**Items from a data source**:

_ _ _

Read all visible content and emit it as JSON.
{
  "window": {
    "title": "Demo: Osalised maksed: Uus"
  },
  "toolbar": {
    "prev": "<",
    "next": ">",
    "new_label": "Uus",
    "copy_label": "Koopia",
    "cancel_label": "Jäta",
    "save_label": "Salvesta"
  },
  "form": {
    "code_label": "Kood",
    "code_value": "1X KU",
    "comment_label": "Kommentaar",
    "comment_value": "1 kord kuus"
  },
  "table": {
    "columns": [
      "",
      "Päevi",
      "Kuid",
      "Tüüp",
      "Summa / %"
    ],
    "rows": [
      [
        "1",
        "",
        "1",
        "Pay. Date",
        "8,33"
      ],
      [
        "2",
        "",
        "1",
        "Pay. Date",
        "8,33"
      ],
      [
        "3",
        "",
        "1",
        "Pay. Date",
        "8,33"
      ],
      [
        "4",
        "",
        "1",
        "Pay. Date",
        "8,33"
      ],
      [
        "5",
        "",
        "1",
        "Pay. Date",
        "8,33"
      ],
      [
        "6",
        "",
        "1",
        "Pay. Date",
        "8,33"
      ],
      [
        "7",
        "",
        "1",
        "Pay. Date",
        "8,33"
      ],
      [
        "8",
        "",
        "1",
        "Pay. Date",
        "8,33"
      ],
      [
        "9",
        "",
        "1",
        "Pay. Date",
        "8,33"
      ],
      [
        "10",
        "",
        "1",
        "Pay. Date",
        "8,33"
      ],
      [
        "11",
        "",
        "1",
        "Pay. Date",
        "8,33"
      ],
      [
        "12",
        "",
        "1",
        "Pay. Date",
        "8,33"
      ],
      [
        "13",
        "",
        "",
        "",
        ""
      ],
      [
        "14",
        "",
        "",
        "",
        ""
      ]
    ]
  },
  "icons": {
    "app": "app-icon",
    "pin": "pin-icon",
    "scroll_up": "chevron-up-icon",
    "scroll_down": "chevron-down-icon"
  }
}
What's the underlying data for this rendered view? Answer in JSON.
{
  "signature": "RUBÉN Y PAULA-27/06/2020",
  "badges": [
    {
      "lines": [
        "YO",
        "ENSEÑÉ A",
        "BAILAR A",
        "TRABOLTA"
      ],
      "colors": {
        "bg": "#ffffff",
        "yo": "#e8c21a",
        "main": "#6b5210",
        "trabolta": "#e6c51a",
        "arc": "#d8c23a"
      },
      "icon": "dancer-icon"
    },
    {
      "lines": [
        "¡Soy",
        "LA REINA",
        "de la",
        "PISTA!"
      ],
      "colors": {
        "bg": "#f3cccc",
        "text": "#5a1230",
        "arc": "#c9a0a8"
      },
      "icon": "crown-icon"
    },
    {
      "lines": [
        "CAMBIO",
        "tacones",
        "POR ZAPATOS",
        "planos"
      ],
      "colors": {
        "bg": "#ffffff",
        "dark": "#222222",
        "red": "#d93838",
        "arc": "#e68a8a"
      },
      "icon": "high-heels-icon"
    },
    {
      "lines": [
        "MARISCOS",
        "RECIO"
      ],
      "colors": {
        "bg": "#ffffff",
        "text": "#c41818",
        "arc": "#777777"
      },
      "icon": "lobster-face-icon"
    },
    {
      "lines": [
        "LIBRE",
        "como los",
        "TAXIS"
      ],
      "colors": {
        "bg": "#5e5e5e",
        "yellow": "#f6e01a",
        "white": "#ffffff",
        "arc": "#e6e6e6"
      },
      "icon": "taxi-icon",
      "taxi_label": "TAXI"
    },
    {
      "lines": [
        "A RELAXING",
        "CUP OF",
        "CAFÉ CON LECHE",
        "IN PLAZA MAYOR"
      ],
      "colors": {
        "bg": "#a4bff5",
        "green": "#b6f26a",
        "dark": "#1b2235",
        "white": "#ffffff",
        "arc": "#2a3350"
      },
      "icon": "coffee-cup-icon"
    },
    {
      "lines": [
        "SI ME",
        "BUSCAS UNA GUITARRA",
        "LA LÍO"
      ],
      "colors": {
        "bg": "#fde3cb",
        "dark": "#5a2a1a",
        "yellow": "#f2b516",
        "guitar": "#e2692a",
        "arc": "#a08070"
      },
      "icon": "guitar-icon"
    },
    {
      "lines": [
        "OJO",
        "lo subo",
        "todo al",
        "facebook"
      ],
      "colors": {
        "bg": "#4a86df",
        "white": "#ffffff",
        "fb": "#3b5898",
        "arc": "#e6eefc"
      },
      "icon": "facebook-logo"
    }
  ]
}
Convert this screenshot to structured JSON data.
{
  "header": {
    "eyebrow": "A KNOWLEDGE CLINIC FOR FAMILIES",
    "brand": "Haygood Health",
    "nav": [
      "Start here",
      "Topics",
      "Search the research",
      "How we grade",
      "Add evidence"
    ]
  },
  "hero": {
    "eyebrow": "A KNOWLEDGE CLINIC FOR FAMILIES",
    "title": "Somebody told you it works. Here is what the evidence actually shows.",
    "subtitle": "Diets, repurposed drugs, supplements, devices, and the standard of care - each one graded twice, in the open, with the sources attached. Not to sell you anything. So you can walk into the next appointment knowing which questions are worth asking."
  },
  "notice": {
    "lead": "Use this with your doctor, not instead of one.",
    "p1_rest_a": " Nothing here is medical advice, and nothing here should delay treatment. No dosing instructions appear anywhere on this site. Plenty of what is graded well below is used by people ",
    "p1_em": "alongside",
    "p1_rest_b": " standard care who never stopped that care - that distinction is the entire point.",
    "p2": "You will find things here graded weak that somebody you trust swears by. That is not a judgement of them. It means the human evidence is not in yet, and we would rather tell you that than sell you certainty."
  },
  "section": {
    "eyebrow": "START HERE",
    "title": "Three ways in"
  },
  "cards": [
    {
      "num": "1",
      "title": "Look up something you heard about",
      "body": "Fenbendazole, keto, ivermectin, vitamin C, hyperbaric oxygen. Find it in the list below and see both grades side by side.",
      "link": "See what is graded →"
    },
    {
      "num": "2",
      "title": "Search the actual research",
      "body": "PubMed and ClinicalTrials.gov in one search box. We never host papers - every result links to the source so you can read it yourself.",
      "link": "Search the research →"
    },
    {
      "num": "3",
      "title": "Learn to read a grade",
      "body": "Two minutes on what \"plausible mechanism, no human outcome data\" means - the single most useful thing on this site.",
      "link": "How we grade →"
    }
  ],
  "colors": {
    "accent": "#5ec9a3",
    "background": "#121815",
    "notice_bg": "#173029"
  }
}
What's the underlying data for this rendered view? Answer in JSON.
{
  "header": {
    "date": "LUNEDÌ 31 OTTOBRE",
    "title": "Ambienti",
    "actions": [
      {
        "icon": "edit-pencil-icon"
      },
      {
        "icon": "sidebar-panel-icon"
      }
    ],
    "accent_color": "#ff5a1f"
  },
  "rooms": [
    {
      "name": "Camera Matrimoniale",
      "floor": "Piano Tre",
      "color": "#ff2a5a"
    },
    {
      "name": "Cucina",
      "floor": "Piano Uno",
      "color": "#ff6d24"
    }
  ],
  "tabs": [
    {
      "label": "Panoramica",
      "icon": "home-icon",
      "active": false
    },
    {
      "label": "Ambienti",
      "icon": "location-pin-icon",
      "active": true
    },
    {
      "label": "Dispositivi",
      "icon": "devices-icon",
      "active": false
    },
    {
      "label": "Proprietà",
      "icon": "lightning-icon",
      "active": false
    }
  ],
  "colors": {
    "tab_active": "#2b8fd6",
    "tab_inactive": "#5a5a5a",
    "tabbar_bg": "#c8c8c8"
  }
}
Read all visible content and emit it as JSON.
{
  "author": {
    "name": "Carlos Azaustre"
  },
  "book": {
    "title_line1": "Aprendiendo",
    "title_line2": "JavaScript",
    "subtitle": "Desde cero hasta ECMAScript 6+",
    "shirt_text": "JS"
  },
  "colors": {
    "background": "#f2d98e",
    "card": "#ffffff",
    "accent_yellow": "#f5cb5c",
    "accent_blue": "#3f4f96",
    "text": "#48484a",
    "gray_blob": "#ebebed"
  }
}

_ _ _

Only lines with "that" are wanted here; list each of them.

    "p1_rest_b": " standard care who never stopped that care - that distinction is the entire point.",
    "p2": "You will find things here graded weak that somebody you trust swears by. That is not a judgement of them. It means the human evidence is not in yet, and we would rather tell you that than sell you certainty."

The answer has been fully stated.